What is needed » Repeat the data that follows, word for word, without the images.

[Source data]
◇ ◇ ◇
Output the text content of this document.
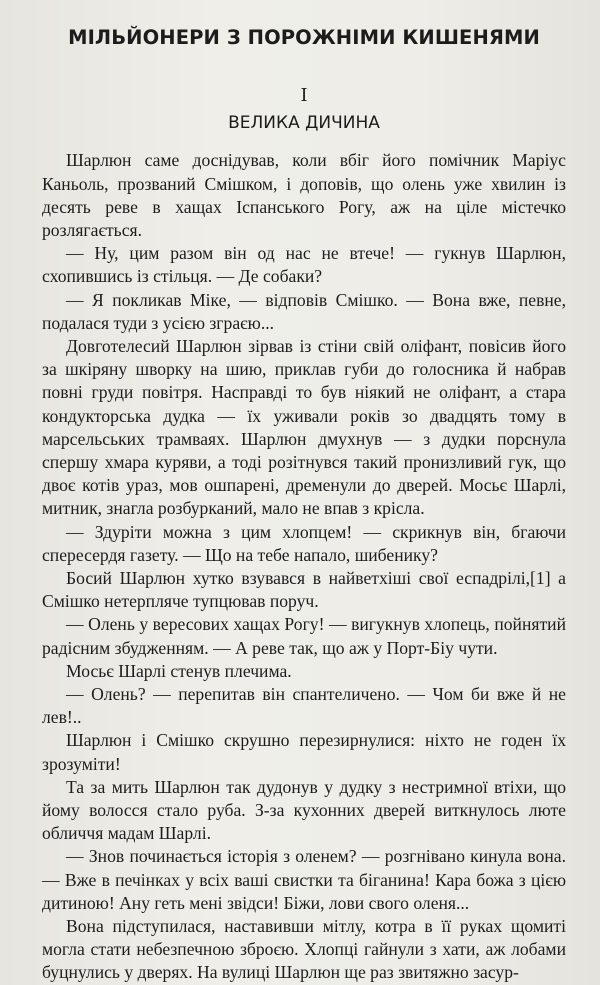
МІЛЬЙОНЕРИ З ПОРОЖНІМИ КИШЕНЯМИ
I
ВЕЛИКА ДИЧИНА

Шарлюн саме доснідував, коли вбіг його помічник Маріус Каньоль, прозваний Смішком, і доповів, що олень уже хвилин із десять реве в хащах Іспанського Рогу, аж на ціле містечко розлягається.

— Ну, цим разом він од нас не втече! — гукнув Шарлюн, схопившись із стільця. — Де собаки?

— Я покликав Міке, — відповів Смішко. — Вона вже, певне, подалася туди з усією зграєю...

Довготелесий Шарлюн зірвав із стіни свій оліфант, повісив його за шкіряну шворку на шию, приклав губи до голосника й набрав повні груди повітря. Насправді то був ніякий не оліфант, а стара кондукторська дудка — їх уживали років зо двадцять тому в марсельських трамваях. Шарлюн дмухнув — з дудки порснула спершу хмара куряви, а тоді розітнувся такий пронизливий гук, що двоє котів ураз, мов ошпарені, дременули до дверей. Мосьє Шарлі, митник, знагла розбурканий, мало не впав з крісла.

— Здуріти можна з цим хлопцем! — скрикнув він, бгаючи спересердя газету. — Що на тебе напало, шибенику?

Босий Шарлюн хутко взувався в найветхіші свої еспадрілі,[1] а Смішко нетерпляче тупцював поруч.

— Олень у вересових хащах Рогу! — вигукнув хлопець, пойнятий радісним збудженням. — А реве так, що аж у Порт-Біу чути.

Мосьє Шарлі стенув плечима.

— Олень? — перепитав він спантеличено. — Чом би вже й не лев!..

Шарлюн і Смішко скрушно перезирнулися: ніхто не годен їх зрозуміти!

Та за мить Шарлюн так дудонув у дудку з нестримної втіхи, що йому волосся стало руба. З-за кухонних дверей виткнулось люте обличчя мадам Шарлі.

— Знов починається історія з оленем? — розгнівано кинула вона. — Вже в печінках у всіх ваші свистки та біганина! Кара божа з цією дитиною! Ану геть мені звідси! Біжи, лови свого оленя...

Вона підступилася, наставивши мітлу, котра в її руках щомиті могла стати небезпечною зброєю. Хлопці гайнули з хати, аж лобами буцнулись у дверях. На вулиці Шарлюн ще раз звитяжно засур-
◇ ◇ ◇
Task response »
Output the text content of this document.
МІЛЬЙОНЕРИ З ПОРОЖНІМИ КИШЕНЯМИ
I
ВЕЛИКА ДИЧИНА

Шарлюн саме доснідував, коли вбіг його помічник Маріус Каньоль, прозваний Смішком, і доповів, що олень уже хвилин із десять реве в хащах Іспанського Рогу, аж на ціле містечко розлягається.

— Ну, цим разом він од нас не втече! — гукнув Шарлюн, схопившись із стільця. — Де собаки?

— Я покликав Міке, — відповів Смішко. — Вона вже, певне, подалася туди з усією зграєю...

Довготелесий Шарлюн зірвав із стіни свій оліфант, повісив його за шкіряну шворку на шию, приклав губи до голосника й набрав повні груди повітря. Насправді то був ніякий не оліфант, а стара кондукторська дудка — їх уживали років зо двадцять тому в марсельських трамваях. Шарлюн дмухнув — з дудки порснула спершу хмара куряви, а тоді розітнувся такий пронизливий гук, що двоє котів ураз, мов ошпарені, дременули до дверей. Мосьє Шарлі, митник, знагла розбурканий, мало не впав з крісла.

— Здуріти можна з цим хлопцем! — скрикнув він, бгаючи спересердя газету. — Що на тебе напало, шибенику?

Босий Шарлюн хутко взувався в найветхіші свої еспадрілі,[1] а Смішко нетерпляче тупцював поруч.

— Олень у вересових хащах Рогу! — вигукнув хлопець, пойнятий радісним збудженням. — А реве так, що аж у Порт-Біу чути.

Мосьє Шарлі стенув плечима.

— Олень? — перепитав він спантеличено. — Чом би вже й не лев!..

Шарлюн і Смішко скрушно перезирнулися: ніхто не годен їх зрозуміти!

Та за мить Шарлюн так дудонув у дудку з нестримної втіхи, що йому волосся стало руба. З-за кухонних дверей виткнулось люте обличчя мадам Шарлі.

— Знов починається історія з оленем? — розгнівано кинула вона. — Вже в печінках у всіх ваші свистки та біганина! Кара божа з цією дитиною! Ану геть мені звідси! Біжи, лови свого оленя...

Вона підступилася, наставивши мітлу, котра в її руках щомиті могла стати небезпечною зброєю. Хлопці гайнули з хати, аж лобами буцнулись у дверях. На вулиці Шарлюн ще раз звитяжно засур-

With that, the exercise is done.